▸ RECORDS PROVIDED:
>>>
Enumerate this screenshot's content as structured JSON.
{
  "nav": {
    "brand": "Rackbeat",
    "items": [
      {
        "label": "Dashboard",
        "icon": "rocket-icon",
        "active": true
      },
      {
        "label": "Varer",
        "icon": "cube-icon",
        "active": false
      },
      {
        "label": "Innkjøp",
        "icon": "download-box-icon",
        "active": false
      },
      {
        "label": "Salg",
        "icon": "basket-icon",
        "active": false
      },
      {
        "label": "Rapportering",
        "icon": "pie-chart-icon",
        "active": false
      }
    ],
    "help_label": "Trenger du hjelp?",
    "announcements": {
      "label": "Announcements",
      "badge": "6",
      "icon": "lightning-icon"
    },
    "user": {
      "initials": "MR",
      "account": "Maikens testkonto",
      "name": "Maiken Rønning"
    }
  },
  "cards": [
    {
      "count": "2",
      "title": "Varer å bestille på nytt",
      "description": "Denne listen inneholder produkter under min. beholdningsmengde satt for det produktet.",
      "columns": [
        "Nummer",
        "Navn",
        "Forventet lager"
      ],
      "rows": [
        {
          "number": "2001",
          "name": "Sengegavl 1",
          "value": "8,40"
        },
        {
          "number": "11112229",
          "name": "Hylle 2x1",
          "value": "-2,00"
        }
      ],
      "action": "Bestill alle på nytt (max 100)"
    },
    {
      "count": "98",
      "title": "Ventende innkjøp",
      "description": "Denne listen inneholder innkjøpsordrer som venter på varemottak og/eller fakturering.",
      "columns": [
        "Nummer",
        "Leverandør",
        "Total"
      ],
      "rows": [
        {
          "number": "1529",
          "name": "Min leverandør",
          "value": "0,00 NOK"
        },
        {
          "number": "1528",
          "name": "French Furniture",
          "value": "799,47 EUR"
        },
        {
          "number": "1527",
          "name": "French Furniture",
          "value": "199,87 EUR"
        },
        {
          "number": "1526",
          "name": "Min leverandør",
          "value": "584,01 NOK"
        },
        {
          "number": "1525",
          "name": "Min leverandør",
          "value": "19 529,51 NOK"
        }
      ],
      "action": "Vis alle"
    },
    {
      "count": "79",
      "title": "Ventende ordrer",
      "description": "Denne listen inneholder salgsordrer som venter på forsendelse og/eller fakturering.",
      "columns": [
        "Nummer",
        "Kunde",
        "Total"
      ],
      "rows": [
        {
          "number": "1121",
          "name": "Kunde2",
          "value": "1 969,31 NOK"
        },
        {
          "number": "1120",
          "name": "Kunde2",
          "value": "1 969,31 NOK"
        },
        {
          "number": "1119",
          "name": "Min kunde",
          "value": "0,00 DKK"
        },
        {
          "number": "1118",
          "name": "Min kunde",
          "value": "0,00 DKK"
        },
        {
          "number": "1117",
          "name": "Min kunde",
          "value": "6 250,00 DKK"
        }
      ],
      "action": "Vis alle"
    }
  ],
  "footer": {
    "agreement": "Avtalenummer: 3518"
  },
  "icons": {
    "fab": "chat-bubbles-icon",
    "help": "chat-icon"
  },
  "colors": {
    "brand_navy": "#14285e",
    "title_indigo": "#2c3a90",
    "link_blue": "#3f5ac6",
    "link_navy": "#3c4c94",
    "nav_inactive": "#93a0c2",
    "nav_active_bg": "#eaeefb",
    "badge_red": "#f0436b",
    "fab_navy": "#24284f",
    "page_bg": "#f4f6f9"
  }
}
<<<
>>>
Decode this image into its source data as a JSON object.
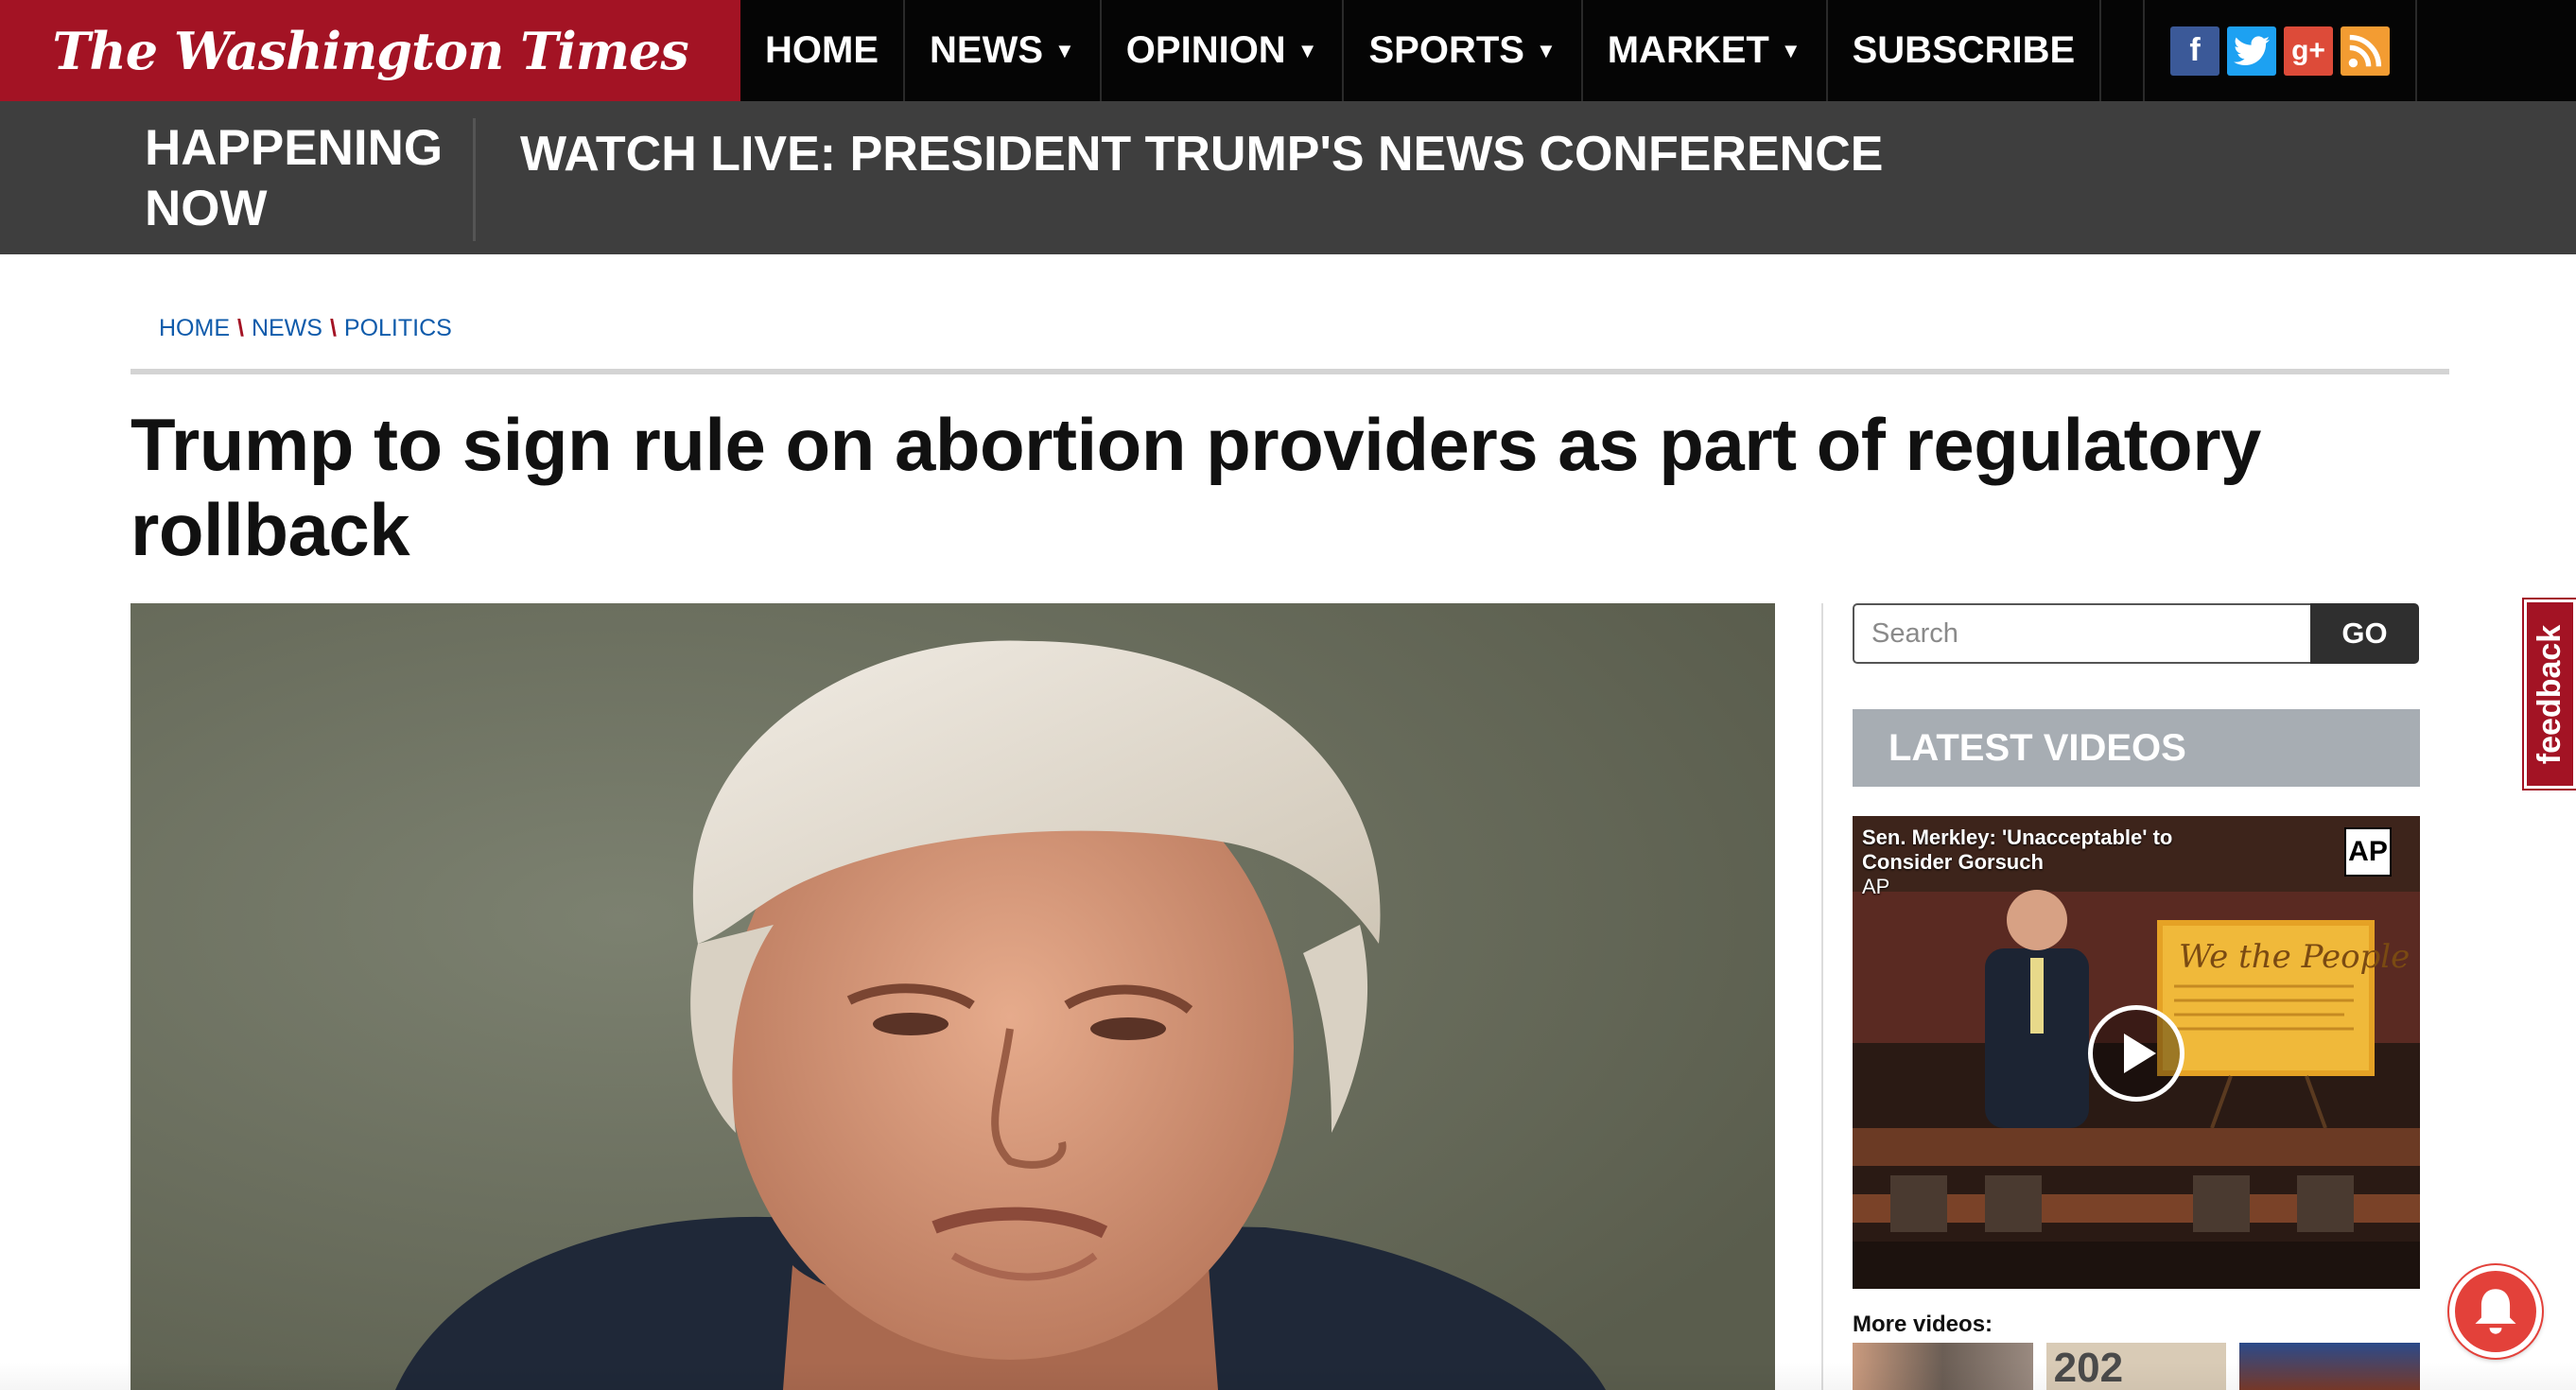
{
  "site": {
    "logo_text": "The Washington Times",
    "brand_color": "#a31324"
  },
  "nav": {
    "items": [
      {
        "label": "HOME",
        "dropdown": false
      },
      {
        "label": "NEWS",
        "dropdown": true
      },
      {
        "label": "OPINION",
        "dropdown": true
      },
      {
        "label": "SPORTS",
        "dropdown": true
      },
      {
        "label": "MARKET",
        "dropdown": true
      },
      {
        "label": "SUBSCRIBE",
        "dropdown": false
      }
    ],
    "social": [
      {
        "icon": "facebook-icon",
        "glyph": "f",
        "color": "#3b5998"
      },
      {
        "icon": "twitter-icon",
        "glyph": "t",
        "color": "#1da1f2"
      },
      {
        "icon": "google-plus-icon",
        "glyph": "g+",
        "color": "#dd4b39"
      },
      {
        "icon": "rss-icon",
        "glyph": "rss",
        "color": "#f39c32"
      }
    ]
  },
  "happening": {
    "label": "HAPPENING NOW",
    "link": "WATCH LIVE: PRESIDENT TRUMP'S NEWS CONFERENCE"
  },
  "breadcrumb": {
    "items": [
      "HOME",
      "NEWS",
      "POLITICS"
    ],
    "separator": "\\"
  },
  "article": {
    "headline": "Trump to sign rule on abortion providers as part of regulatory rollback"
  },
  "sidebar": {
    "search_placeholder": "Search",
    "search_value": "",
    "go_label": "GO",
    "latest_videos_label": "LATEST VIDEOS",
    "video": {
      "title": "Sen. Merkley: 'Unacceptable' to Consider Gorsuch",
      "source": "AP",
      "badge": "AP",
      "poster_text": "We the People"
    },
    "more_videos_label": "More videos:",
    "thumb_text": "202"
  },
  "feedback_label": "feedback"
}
<<<
>>>
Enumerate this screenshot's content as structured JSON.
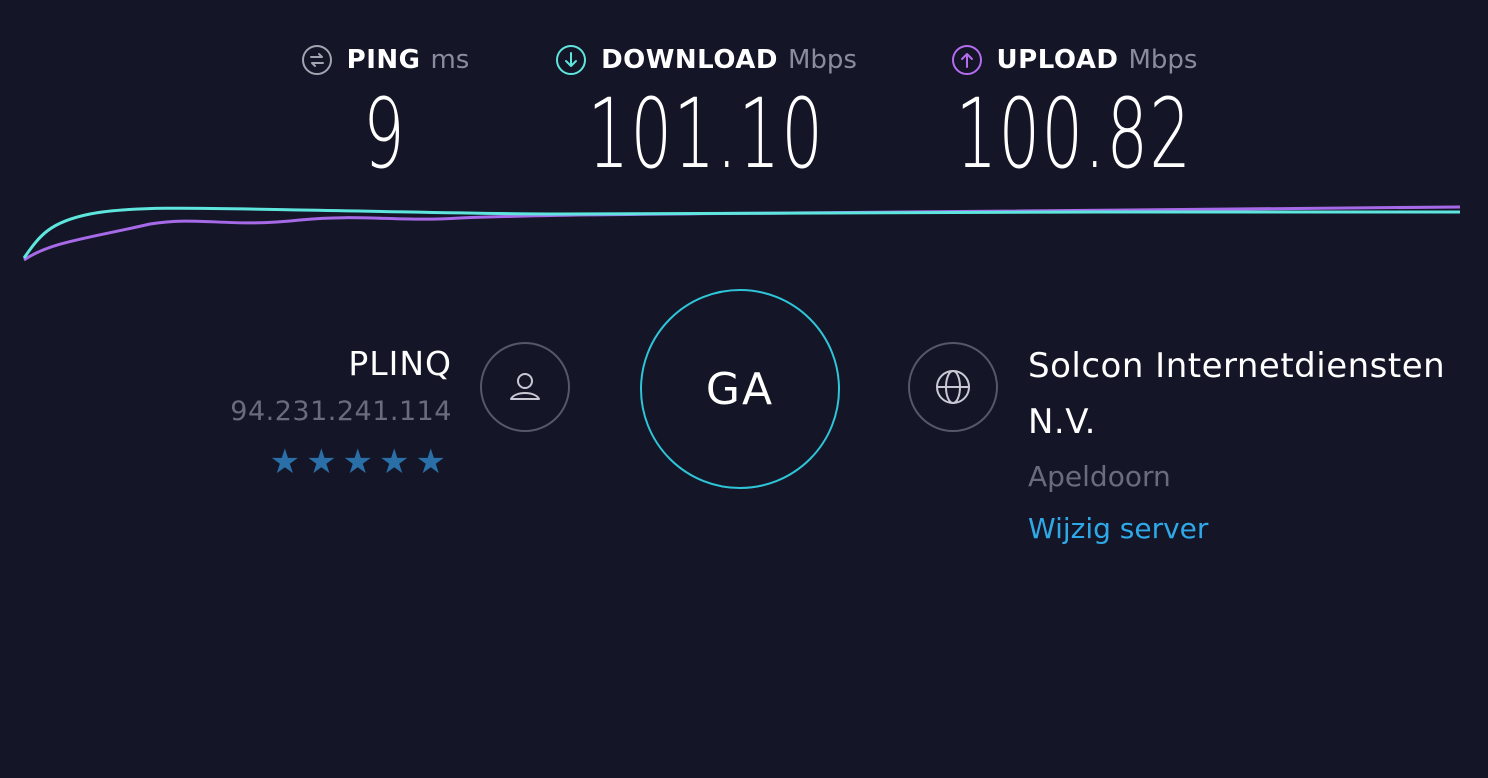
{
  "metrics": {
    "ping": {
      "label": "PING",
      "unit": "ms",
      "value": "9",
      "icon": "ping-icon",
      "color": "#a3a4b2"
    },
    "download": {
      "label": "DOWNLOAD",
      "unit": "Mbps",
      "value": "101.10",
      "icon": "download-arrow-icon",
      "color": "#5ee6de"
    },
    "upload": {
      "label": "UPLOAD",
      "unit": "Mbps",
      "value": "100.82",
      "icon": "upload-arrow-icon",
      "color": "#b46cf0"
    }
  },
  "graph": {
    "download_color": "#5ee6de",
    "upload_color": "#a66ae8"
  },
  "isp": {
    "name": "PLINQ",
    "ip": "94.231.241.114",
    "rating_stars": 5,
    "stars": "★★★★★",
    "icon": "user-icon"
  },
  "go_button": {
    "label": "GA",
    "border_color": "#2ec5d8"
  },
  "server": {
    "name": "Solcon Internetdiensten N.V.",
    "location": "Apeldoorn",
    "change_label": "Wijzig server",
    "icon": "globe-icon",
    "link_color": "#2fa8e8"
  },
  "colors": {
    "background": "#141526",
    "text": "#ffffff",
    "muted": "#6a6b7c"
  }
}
<<<
▸ WHAT IS NEEDED: Pick out lines containing the word "arrow", each one as written.

▸ FINAL RESULT:
      "icon": "download-arrow-icon",
      "icon": "upload-arrow-icon",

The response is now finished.